▶ Dataset entries:

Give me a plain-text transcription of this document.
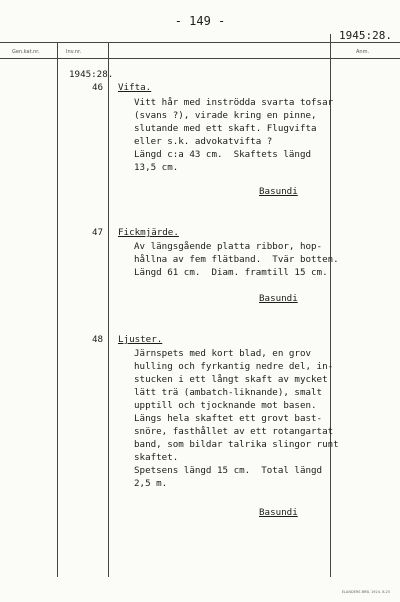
- 149 -
1945:28.
Gen.kat.nr.	Inv.nr.	Anm.
1945:28.
46 Vifta.
Vitt hår med inströdda svarta tofsar
(svans ?), virade kring en pinne,
slutande med ett skaft. Flugvifta
eller s.k. advokatvifta ?
Längd c:a 43 cm.  Skaftets längd
13,5 cm.
Basundi
47 Fickmjärde.
Av längsgående platta ribbor, hop-
hållna av fem flätband.  Tvär botten.
Längd 61 cm.  Diam. framtill 15 cm.
Basundi
48 Ljuster.
Järnspets med kort blad, en grov
hulling och fyrkantig nedre del, in-
stucken i ett långt skaft av mycket
lätt trä (ambatch-liknande), smalt
upptill och tjocknande mot basen.
Längs hela skaftet ett grovt bast-
snöre, fasthållet av ett rotangartat
band, som bildar talrika slingor runt
skaftet.
Spetsens längd 15 cm.  Total längd
2,5 m.
Basundi
ELANDERS BRB. 1924. 8.25
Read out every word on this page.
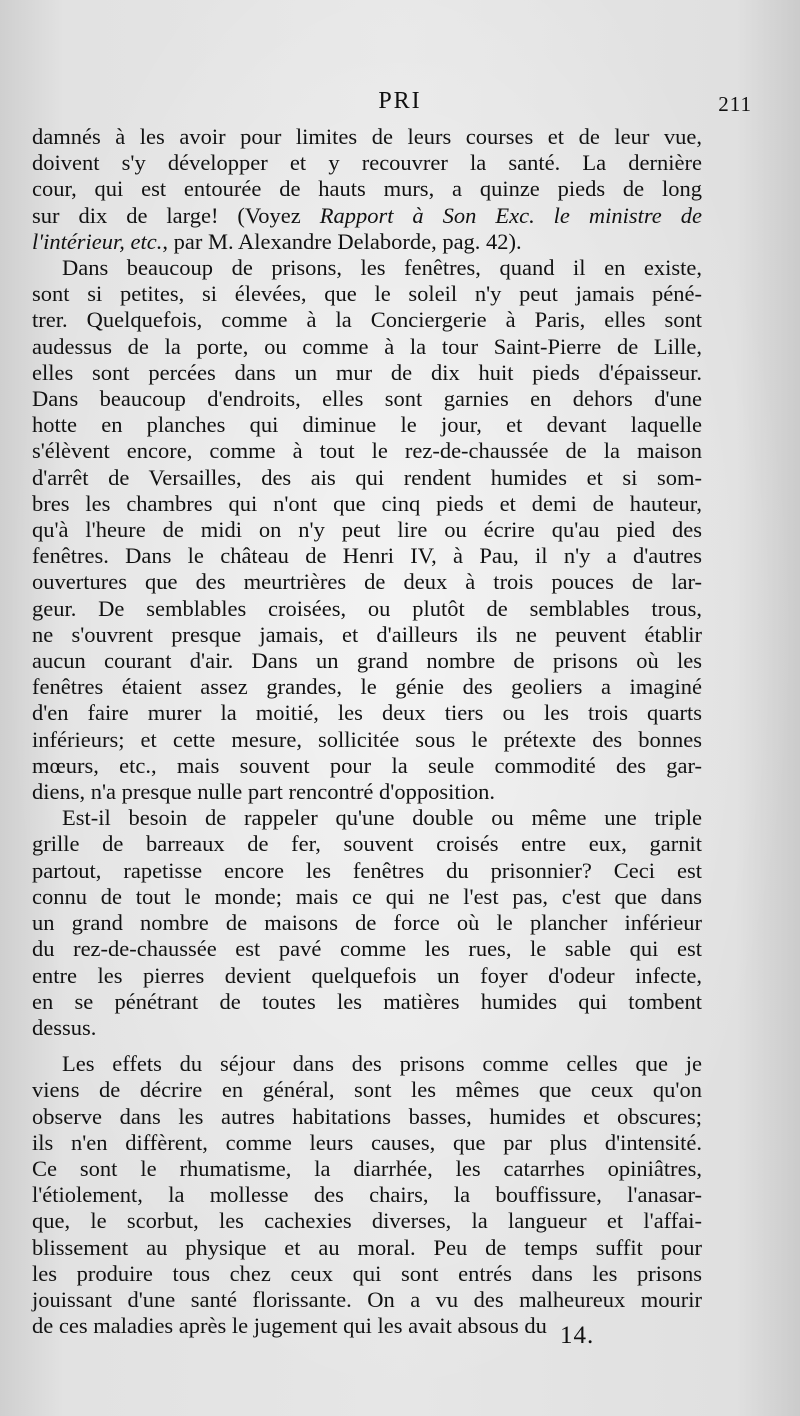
PRI	211
damnés à les avoir pour limites de leurs courses et de leur vue,
doivent s'y développer et y recouvrer la santé. La dernière
cour, qui est entourée de hauts murs, a quinze pieds de long
sur dix de large! (Voyez Rapport à Son Exc. le ministre de
l'intérieur, etc., par M. Alexandre Delaborde, pag. 42).
Dans beaucoup de prisons, les fenêtres, quand il en existe,
sont si petites, si élevées, que le soleil n'y peut jamais péné-
trer. Quelquefois, comme à la Conciergerie à Paris, elles sont
audessus de la porte, ou comme à la tour Saint-Pierre de Lille,
elles sont percées dans un mur de dix huit pieds d'épaisseur.
Dans beaucoup d'endroits, elles sont garnies en dehors d'une
hotte en planches qui diminue le jour, et devant laquelle
s'élèvent encore, comme à tout le rez-de-chaussée de la maison
d'arrêt de Versailles, des ais qui rendent humides et si som-
bres les chambres qui n'ont que cinq pieds et demi de hauteur,
qu'à l'heure de midi on n'y peut lire ou écrire qu'au pied des
fenêtres. Dans le château de Henri IV, à Pau, il n'y a d'autres
ouvertures que des meurtrières de deux à trois pouces de lar-
geur. De semblables croisées, ou plutôt de semblables trous,
ne s'ouvrent presque jamais, et d'ailleurs ils ne peuvent établir
aucun courant d'air. Dans un grand nombre de prisons où les
fenêtres étaient assez grandes, le génie des geoliers a imaginé
d'en faire murer la moitié, les deux tiers ou les trois quarts
inférieurs; et cette mesure, sollicitée sous le prétexte des bonnes
mœurs, etc., mais souvent pour la seule commodité des gar-
diens, n'a presque nulle part rencontré d'opposition.
Est-il besoin de rappeler qu'une double ou même une triple
grille de barreaux de fer, souvent croisés entre eux, garnit
partout, rapetisse encore les fenêtres du prisonnier? Ceci est
connu de tout le monde; mais ce qui ne l'est pas, c'est que dans
un grand nombre de maisons de force où le plancher inférieur
du rez-de-chaussée est pavé comme les rues, le sable qui est
entre les pierres devient quelquefois un foyer d'odeur infecte,
en se pénétrant de toutes les matières humides qui tombent
dessus.
Les effets du séjour dans des prisons comme celles que je
viens de décrire en général, sont les mêmes que ceux qu'on
observe dans les autres habitations basses, humides et obscures;
ils n'en diffèrent, comme leurs causes, que par plus d'intensité.
Ce sont le rhumatisme, la diarrhée, les catarrhes opiniâtres,
l'étiolement, la mollesse des chairs, la bouffissure, l'anasar-
que, le scorbut, les cachexies diverses, la langueur et l'affai-
blissement au physique et au moral. Peu de temps suffit pour
les produire tous chez ceux qui sont entrés dans les prisons
jouissant d'une santé florissante. On a vu des malheureux mourir
de ces maladies après le jugement qui les avait absous du 14.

▶ What this task involves: Write out the records above exactly as they appear, leaving out any pictures.

▶ Finished exercise:
Give me a plain-text transcription of this document.
- 149 -
1945:28.
Gen.kat.nr.	Inv.nr.	Anm.
1945:28.
46 Vifta.
Vitt hår med inströdda svarta tofsar
(svans ?), virade kring en pinne,
slutande med ett skaft. Flugvifta
eller s.k. advokatvifta ?
Längd c:a 43 cm.  Skaftets längd
13,5 cm.
Basundi
47 Fickmjärde.
Av längsgående platta ribbor, hop-
hållna av fem flätband.  Tvär botten.
Längd 61 cm.  Diam. framtill 15 cm.
Basundi
48 Ljuster.
Järnspets med kort blad, en grov
hulling och fyrkantig nedre del, in-
stucken i ett långt skaft av mycket
lätt trä (ambatch-liknande), smalt
upptill och tjocknande mot basen.
Längs hela skaftet ett grovt bast-
snöre, fasthållet av ett rotangartat
band, som bildar talrika slingor runt
skaftet.
Spetsens längd 15 cm.  Total längd
2,5 m.
Basundi
ELANDERS BRB. 1924. 8.25
Read out every word on this page.
PRI	211
damnés à les avoir pour limites de leurs courses et de leur vue,
doivent s'y développer et y recouvrer la santé. La dernière
cour, qui est entourée de hauts murs, a quinze pieds de long
sur dix de large! (Voyez Rapport à Son Exc. le ministre de
l'intérieur, etc., par M. Alexandre Delaborde, pag. 42).
Dans beaucoup de prisons, les fenêtres, quand il en existe,
sont si petites, si élevées, que le soleil n'y peut jamais péné-
trer. Quelquefois, comme à la Conciergerie à Paris, elles sont
audessus de la porte, ou comme à la tour Saint-Pierre de Lille,
elles sont percées dans un mur de dix huit pieds d'épaisseur.
Dans beaucoup d'endroits, elles sont garnies en dehors d'une
hotte en planches qui diminue le jour, et devant laquelle
s'élèvent encore, comme à tout le rez-de-chaussée de la maison
d'arrêt de Versailles, des ais qui rendent humides et si som-
bres les chambres qui n'ont que cinq pieds et demi de hauteur,
qu'à l'heure de midi on n'y peut lire ou écrire qu'au pied des
fenêtres. Dans le château de Henri IV, à Pau, il n'y a d'autres
ouvertures que des meurtrières de deux à trois pouces de lar-
geur. De semblables croisées, ou plutôt de semblables trous,
ne s'ouvrent presque jamais, et d'ailleurs ils ne peuvent établir
aucun courant d'air. Dans un grand nombre de prisons où les
fenêtres étaient assez grandes, le génie des geoliers a imaginé
d'en faire murer la moitié, les deux tiers ou les trois quarts
inférieurs; et cette mesure, sollicitée sous le prétexte des bonnes
mœurs, etc., mais souvent pour la seule commodité des gar-
diens, n'a presque nulle part rencontré d'opposition.
Est-il besoin de rappeler qu'une double ou même une triple
grille de barreaux de fer, souvent croisés entre eux, garnit
partout, rapetisse encore les fenêtres du prisonnier? Ceci est
connu de tout le monde; mais ce qui ne l'est pas, c'est que dans
un grand nombre de maisons de force où le plancher inférieur
du rez-de-chaussée est pavé comme les rues, le sable qui est
entre les pierres devient quelquefois un foyer d'odeur infecte,
en se pénétrant de toutes les matières humides qui tombent
dessus.
Les effets du séjour dans des prisons comme celles que je
viens de décrire en général, sont les mêmes que ceux qu'on
observe dans les autres habitations basses, humides et obscures;
ils n'en diffèrent, comme leurs causes, que par plus d'intensité.
Ce sont le rhumatisme, la diarrhée, les catarrhes opiniâtres,
l'étiolement, la mollesse des chairs, la bouffissure, l'anasar-
que, le scorbut, les cachexies diverses, la langueur et l'affai-
blissement au physique et au moral. Peu de temps suffit pour
les produire tous chez ceux qui sont entrés dans les prisons
jouissant d'une santé florissante. On a vu des malheureux mourir
de ces maladies après le jugement qui les avait absous du 14.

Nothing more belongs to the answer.